- [TEXTE DU DOCUMENT]
◆ ◆ ◆
A l’heure actuelle, selon Lyu Zhi, il est temps de transformer les vieilles idées dans la gestion urbaine. L’écologiste préconise l’interdiction du pesticide dans les espaces verts urbains, afin de rétablir la biodiversité en ville. « Les pesticides sont de plus en plus puissants et capables de tuer tous les insectes, y compris ceux qui sont utiles pour l’homme. Les secteurs en gestion urbaine insistent toujours sur l’usage du pesticide pour ne pas voir les insectes en ville ; néanmoins, les insectes constituent les aliments des oiseaux ! Malgré leur apparence un peu effrayante, la plupart des insectes sont sans danger pour l’homme. »

De plus, Lyu Zhi fait savoir aussi d’autres moyens pour préserver la biodiversité en ville. Par exemple, laisser une partie des feuilles mortes, au lieu de toutes les balayer, parce que, dit-elle, les éléments décomposés des feuilles permettent d’améliorer la qualité du sol ; planter des arbres indigènes, parce que les espèces indigènes sont plus compatibles à l’environnement local, tandis que les espèces extérieurs s’accommodent difficilement à l’environnement local.

La pelouse uniforme n'est pas propice à former un réseau alimentaire en faveur de la biodiversité(Crédit: RCI)
◆ ◆ ◆
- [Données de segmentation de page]
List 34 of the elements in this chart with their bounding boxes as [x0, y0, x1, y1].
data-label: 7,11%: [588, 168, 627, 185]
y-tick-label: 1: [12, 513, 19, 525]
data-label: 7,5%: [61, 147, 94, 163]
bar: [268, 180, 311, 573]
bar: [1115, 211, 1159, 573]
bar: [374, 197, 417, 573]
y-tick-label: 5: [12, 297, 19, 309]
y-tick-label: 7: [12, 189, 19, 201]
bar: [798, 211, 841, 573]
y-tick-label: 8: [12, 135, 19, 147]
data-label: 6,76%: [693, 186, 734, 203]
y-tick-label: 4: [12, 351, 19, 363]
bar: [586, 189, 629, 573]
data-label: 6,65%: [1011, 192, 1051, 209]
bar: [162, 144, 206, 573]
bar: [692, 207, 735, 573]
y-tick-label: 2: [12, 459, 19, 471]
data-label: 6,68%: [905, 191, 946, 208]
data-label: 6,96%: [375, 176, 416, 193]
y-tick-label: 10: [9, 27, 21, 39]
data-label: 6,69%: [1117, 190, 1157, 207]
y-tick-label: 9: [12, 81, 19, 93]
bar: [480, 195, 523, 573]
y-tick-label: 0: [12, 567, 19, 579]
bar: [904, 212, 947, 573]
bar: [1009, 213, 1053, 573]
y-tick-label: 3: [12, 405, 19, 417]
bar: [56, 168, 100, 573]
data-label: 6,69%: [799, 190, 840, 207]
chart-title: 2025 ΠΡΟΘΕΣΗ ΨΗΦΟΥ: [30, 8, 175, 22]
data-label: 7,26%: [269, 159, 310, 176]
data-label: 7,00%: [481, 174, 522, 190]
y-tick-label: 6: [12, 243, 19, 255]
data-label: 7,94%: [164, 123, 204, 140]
◆ ◆ ◆
- [QUESTIONS À TRAITER]
**1)** Modifiez le passage du texte sur la biodiversité en ville qui va de « De plus, Lyu » jusqu'à « la biodiversité(Crédit: RCI) » en remplaçant « arbres » par « arbustes », puis donnez le passage ainsi modifié.
**2)** Selon le texte sur la biodiversité en ville, pourquoi Lyu Zhi conseille-t-elle de laisser une partie des feuilles mortes au lieu de toutes les balayer ?
**3)** Prolongez le texte sur la biodiversité en ville à la suite de sa dernière phrase.

- [RÉPONSES PAR QUESTION]
**1)**
De plus, Lyu Zhi fait savoir aussi d’autres moyens pour préserver la biodiversité en ville. Par exemple, laisser une partie des feuilles mortes, au lieu de toutes les balayer, parce que, dit-elle, les éléments décomposés des feuilles permettent d’améliorer la qualité du sol ; planter des arbustes indigènes, parce que les espèces indigènes sont plus compatibles à l’environnement local, tandis que les espèces extérieurs s’accommodent difficilement à l’environnement local.

La pelouse uniforme n'est pas propice à former un réseau alimentaire en faveur de la biodiversité(Crédit: RCI)

**2)** Les éléments issus de la décomposition des feuilles permettent d'améliorer la qualité du sol.

**3)**
La pelouse uniforme n'est pas propice à former un réseau alimentaire en faveur de la biodiversité

Par ailleurs, ces dernières années, la Chine a fait des progrès en matière de traitement des rivières polluées, « l’importance réside dans la réduction de l’émission des eaux polluées en amont », affirme Lyu Zhi.

Selon elle, toute la planète fait face actuellement au problème de durcissement de la rivière, c’est-à-dire qu’on façonne le lit fluvial avec du ciment, ce qui coupe les échanges naturels entre les eaux, la végétation et le sol sur le quai et affecte la santé du fleuve. « Nous souhaitons que le lit naturel soit autant que possible bien gardé dans le cadre des travaux d’aménagement écologique. A part les parties construites pour la prévention des crues, il faudrait démolir la partie dure du lit fluvial », souligne Lyu Zhi.

D’après elle, il est possible de redonner au fleuve son état limpide. En Europe, plusieurs exemples de l’aménagement des rivières polluées prouvent que cela est possible, mais le rétablissement de l’écosystème au sein d’une rivière devait se faire à long terme. « Cela nécessite des moyens financiers et le changement de mentalité. En urbanisme et en planification industrielle, on aurait besoin de prendre en compte l’écologie, l’interactivité entre l’homme et la nature ainsi que la liaison entre des industries et la nature. Il nous reste un long chemin à parcourir à cet égard », reconnaît Mme Lyu.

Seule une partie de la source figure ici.